- _SET EXERCISE_
List every line in this data where the string "Code" occurs.

^^^^

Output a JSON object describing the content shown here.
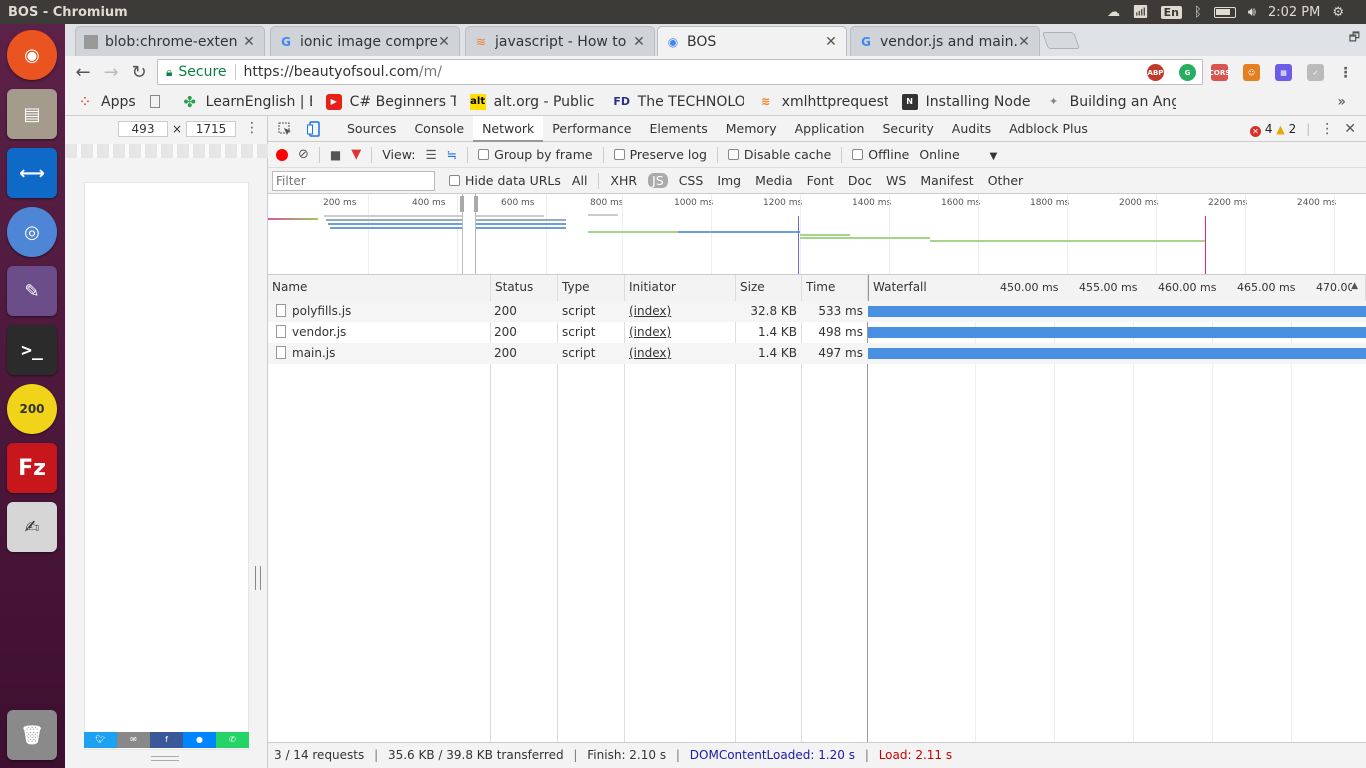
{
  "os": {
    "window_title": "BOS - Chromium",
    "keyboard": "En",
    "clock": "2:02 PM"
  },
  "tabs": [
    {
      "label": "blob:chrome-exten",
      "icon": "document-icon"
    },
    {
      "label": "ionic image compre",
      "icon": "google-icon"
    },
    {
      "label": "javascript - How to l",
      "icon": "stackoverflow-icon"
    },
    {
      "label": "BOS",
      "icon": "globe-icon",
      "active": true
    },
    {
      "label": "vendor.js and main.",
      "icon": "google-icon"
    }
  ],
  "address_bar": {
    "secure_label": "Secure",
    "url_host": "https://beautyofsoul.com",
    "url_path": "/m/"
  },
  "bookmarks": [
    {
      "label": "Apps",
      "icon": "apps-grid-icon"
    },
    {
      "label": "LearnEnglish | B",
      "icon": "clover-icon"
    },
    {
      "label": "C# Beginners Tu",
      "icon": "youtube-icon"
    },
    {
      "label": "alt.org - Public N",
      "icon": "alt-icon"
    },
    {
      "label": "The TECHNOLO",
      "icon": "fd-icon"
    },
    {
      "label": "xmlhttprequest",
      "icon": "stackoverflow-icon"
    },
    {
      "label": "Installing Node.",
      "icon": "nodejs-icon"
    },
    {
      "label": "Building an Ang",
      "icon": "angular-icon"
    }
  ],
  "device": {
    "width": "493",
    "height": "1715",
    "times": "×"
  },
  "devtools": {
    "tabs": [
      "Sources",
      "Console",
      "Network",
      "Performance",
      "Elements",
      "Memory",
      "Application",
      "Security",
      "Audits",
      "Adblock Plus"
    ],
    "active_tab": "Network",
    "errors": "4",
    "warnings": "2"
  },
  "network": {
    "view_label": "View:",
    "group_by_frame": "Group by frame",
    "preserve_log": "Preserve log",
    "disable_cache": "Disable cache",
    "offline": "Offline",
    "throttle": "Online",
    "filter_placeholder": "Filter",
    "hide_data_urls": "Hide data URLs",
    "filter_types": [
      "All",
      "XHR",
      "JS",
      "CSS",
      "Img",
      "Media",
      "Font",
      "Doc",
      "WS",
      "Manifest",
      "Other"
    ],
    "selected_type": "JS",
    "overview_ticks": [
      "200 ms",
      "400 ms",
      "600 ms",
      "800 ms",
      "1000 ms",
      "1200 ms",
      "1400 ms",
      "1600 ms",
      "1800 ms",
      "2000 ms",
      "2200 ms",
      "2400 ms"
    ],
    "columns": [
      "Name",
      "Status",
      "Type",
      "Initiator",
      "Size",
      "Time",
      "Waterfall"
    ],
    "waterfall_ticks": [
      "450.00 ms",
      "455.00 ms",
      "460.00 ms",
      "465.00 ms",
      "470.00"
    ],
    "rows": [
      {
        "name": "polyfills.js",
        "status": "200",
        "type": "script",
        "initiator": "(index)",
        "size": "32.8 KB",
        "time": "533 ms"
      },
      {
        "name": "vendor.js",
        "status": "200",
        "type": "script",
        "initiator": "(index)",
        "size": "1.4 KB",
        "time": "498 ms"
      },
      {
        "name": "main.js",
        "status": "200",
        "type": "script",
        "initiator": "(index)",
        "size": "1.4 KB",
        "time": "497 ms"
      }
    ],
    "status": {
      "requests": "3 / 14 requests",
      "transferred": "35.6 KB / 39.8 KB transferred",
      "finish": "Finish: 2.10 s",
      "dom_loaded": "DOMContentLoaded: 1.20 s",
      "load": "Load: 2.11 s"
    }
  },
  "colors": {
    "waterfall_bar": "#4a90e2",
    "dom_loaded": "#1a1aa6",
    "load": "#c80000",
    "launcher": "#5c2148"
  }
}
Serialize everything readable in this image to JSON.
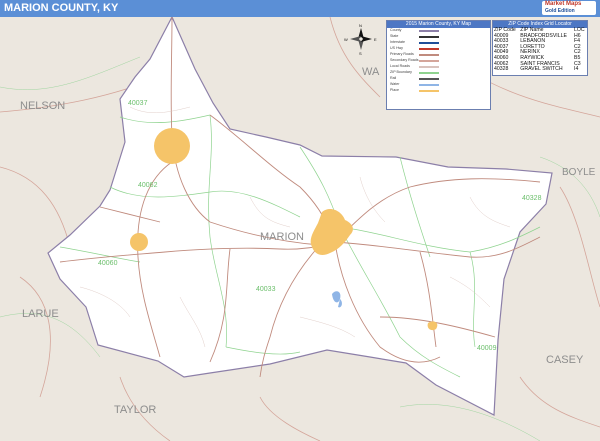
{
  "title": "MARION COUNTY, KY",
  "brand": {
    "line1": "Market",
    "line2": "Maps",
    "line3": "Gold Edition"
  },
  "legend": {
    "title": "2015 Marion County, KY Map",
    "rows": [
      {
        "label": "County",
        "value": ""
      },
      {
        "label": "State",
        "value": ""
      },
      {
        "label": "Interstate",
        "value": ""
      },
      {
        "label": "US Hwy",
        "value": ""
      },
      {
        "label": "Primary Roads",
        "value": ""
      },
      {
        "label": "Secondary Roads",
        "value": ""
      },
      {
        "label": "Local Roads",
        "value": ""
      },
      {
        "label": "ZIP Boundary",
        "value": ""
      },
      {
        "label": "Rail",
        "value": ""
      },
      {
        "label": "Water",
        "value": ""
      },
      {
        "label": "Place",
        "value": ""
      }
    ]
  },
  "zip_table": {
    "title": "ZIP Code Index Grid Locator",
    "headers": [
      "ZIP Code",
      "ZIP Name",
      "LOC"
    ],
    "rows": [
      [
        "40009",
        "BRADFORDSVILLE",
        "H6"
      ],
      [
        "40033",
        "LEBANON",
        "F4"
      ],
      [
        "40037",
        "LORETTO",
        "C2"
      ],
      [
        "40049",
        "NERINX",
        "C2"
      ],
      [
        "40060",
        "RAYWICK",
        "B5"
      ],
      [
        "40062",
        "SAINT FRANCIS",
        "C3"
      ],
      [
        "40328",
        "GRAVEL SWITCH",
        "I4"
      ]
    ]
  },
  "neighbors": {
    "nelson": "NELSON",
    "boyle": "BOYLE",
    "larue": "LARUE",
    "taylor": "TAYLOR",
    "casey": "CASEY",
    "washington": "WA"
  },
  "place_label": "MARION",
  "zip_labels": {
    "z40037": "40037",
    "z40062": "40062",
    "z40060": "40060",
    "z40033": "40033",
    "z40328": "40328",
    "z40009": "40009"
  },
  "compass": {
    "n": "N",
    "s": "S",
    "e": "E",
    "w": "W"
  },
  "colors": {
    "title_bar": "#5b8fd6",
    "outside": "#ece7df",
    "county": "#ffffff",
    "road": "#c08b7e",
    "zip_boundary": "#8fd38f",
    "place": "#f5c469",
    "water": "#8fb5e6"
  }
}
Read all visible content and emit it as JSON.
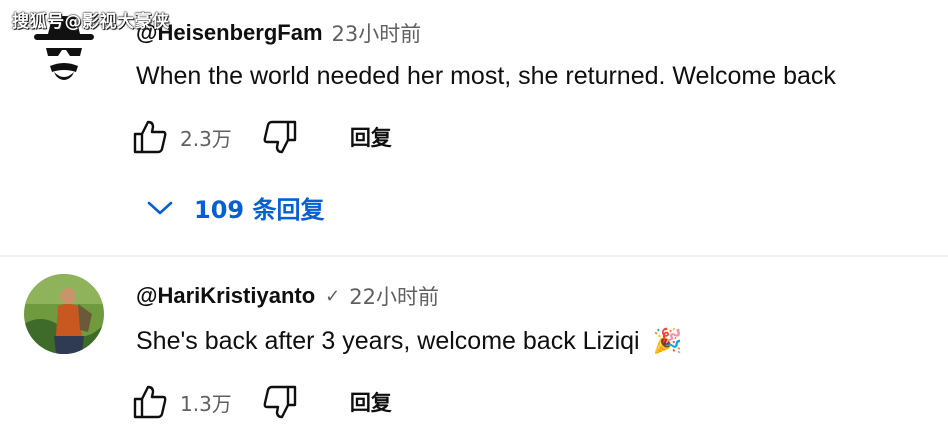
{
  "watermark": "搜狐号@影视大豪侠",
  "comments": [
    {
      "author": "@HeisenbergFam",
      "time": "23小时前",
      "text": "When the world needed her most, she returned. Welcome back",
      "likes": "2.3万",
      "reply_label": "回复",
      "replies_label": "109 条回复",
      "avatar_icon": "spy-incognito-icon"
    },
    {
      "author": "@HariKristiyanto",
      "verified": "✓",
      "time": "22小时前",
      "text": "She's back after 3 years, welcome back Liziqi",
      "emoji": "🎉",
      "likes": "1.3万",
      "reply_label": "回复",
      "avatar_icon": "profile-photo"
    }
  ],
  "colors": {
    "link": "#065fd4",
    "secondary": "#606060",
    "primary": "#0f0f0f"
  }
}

^^^^

- _WRITTEN REPLY_
    "title": "ZIP Code Index Grid Locator",
      "ZIP Code",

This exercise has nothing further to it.